***** SUPPLIED ENTRIES
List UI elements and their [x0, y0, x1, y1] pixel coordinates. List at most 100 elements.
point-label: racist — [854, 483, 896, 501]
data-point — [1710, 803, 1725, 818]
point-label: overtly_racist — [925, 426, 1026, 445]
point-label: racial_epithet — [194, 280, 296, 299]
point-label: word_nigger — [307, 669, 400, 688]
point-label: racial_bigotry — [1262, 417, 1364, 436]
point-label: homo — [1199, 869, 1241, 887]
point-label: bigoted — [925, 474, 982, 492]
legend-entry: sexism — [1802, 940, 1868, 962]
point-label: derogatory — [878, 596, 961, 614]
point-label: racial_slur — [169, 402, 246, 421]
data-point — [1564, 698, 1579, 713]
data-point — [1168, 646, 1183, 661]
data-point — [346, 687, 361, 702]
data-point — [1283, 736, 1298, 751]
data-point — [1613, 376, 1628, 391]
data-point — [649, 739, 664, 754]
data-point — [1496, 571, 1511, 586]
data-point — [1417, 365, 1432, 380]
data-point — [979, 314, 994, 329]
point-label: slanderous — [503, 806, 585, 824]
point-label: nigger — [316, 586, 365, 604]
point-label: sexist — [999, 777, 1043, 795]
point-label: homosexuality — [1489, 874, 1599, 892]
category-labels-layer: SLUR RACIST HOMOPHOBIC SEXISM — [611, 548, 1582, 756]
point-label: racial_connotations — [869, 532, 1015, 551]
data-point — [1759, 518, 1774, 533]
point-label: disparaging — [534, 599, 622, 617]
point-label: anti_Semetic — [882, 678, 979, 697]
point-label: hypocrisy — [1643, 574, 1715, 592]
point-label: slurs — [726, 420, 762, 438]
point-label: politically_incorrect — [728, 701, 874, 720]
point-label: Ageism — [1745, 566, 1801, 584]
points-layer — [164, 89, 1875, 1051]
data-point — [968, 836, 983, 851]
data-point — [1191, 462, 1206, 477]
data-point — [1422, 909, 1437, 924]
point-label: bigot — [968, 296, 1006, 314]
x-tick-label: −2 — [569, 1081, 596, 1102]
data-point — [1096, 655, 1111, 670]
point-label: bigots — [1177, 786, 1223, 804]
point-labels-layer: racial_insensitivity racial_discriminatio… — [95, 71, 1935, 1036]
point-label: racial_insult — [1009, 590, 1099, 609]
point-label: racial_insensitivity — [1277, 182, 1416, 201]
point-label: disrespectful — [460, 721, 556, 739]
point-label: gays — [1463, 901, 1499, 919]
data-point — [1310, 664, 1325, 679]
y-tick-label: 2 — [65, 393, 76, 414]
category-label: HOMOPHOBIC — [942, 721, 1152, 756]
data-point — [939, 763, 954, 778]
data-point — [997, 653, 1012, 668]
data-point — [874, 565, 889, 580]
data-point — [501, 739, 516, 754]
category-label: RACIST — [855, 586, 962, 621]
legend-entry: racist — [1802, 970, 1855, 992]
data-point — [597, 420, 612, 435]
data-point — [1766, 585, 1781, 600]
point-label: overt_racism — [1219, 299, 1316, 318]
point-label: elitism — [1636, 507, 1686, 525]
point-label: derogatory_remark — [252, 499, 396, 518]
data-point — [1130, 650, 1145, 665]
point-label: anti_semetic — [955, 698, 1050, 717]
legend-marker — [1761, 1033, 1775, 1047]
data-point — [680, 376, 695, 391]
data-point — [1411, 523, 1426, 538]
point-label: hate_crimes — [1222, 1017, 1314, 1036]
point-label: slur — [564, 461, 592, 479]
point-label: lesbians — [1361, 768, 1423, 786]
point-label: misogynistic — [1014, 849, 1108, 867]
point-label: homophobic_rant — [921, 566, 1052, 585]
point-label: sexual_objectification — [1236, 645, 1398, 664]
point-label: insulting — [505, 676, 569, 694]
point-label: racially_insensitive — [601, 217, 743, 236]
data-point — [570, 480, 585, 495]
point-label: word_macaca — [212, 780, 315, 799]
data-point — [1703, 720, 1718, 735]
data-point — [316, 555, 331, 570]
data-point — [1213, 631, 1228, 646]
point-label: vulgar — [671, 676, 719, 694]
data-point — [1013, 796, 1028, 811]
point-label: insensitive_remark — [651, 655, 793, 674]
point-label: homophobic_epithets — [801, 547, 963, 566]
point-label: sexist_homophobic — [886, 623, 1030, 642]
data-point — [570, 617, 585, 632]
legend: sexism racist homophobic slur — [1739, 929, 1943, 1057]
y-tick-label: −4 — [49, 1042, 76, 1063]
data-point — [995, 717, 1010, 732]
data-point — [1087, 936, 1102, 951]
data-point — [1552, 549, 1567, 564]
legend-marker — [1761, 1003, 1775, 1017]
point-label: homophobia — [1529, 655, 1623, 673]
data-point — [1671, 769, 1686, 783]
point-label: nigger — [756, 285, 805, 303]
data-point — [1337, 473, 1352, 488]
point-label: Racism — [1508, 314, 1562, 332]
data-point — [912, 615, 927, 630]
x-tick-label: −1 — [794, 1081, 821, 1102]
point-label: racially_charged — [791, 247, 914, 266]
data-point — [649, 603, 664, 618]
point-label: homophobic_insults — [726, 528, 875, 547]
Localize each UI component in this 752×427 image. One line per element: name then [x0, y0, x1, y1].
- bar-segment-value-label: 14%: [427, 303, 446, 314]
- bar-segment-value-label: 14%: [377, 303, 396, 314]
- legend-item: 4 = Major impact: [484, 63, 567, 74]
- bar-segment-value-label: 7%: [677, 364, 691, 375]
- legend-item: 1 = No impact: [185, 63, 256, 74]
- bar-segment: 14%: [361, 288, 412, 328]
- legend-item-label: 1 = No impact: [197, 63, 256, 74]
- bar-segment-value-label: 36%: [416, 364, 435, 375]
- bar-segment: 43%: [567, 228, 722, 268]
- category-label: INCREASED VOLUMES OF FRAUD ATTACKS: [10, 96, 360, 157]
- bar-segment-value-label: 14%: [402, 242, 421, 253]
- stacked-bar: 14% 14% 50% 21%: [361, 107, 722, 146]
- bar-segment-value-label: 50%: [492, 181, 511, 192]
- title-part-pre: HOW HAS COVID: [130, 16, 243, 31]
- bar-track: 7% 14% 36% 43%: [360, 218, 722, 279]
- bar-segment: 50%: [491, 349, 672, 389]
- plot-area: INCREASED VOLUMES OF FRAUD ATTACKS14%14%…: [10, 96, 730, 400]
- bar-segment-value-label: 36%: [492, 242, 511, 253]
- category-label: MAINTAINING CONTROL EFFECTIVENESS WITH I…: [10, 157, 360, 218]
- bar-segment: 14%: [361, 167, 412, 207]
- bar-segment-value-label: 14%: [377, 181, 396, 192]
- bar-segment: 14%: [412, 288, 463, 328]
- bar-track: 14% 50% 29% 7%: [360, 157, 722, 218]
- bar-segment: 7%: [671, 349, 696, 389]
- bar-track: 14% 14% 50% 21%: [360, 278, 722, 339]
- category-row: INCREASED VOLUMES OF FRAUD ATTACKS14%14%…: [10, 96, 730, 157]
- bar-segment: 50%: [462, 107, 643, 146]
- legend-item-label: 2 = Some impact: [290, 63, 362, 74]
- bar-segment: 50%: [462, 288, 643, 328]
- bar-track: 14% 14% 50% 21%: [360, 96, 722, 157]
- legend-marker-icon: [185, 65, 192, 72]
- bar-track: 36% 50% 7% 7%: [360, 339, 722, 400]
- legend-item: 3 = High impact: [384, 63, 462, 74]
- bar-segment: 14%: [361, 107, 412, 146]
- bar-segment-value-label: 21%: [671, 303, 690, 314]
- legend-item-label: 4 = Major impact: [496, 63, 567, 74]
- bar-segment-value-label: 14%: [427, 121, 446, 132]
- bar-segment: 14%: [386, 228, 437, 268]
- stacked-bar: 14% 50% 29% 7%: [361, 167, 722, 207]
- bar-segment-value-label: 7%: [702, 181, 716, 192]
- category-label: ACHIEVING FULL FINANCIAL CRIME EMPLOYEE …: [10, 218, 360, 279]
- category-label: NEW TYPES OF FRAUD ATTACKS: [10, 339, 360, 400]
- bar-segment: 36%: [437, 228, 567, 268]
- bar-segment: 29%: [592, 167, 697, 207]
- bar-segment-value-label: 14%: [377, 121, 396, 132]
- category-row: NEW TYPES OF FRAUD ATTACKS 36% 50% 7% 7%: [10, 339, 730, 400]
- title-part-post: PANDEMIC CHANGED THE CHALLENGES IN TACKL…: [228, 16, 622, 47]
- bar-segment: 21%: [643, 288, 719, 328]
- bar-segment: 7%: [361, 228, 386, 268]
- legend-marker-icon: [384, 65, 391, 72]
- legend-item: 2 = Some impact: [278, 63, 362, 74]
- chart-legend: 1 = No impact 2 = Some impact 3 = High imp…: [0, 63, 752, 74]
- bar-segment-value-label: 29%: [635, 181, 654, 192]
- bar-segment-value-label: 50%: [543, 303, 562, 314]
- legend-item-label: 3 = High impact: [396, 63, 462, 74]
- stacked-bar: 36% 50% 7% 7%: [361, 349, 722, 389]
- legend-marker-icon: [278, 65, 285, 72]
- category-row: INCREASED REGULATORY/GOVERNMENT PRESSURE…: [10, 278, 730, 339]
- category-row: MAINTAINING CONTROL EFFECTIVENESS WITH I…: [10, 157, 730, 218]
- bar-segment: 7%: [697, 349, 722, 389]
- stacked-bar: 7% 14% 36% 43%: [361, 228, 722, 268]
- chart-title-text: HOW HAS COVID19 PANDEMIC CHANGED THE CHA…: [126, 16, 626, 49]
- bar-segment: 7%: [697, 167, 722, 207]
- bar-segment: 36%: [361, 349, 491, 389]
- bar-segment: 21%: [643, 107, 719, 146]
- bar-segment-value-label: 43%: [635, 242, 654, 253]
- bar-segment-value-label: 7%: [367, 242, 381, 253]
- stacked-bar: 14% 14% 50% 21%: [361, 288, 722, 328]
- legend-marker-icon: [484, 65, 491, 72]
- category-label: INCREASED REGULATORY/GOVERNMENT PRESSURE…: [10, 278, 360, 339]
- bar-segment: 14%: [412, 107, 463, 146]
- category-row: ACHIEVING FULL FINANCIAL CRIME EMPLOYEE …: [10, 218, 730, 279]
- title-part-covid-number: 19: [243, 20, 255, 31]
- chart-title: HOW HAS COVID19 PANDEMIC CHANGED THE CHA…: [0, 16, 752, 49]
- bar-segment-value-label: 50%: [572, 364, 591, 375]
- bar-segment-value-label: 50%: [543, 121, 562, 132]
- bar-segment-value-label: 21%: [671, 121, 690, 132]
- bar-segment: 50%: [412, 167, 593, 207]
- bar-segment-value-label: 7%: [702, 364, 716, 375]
**********
__EXERCISE DIRECTIONS__: Copy the rows from the first line through the line containing "point-label: hypocrisy —", replacing each "data-point" with "dot" and leaving everything else unchanged.

__SOLUTION__:
List UI elements and their [x0, y0, x1, y1] pixel coordinates. List at most 100 elements.
point-label: racist — [854, 483, 896, 501]
dot — [1710, 803, 1725, 818]
point-label: overtly_racist — [925, 426, 1026, 445]
point-label: racial_epithet — [194, 280, 296, 299]
point-label: word_nigger — [307, 669, 400, 688]
point-label: racial_bigotry — [1262, 417, 1364, 436]
point-label: homo — [1199, 869, 1241, 887]
point-label: bigoted — [925, 474, 982, 492]
legend-entry: sexism — [1802, 940, 1868, 962]
point-label: derogatory — [878, 596, 961, 614]
point-label: racial_slur — [169, 402, 246, 421]
dot — [1564, 698, 1579, 713]
dot — [1168, 646, 1183, 661]
dot — [346, 687, 361, 702]
dot — [1283, 736, 1298, 751]
dot — [1613, 376, 1628, 391]
dot — [649, 739, 664, 754]
dot — [1496, 571, 1511, 586]
dot — [1417, 365, 1432, 380]
dot — [979, 314, 994, 329]
point-label: slanderous — [503, 806, 585, 824]
point-label: nigger — [316, 586, 365, 604]
point-label: sexist — [999, 777, 1043, 795]
point-label: homosexuality — [1489, 874, 1599, 892]
category-labels-layer: SLUR RACIST HOMOPHOBIC SEXISM — [611, 548, 1582, 756]
point-label: racial_connotations — [869, 532, 1015, 551]
dot — [1759, 518, 1774, 533]
point-label: disparaging — [534, 599, 622, 617]
point-label: anti_Semetic — [882, 678, 979, 697]
point-label: hypocrisy — [1643, 574, 1715, 592]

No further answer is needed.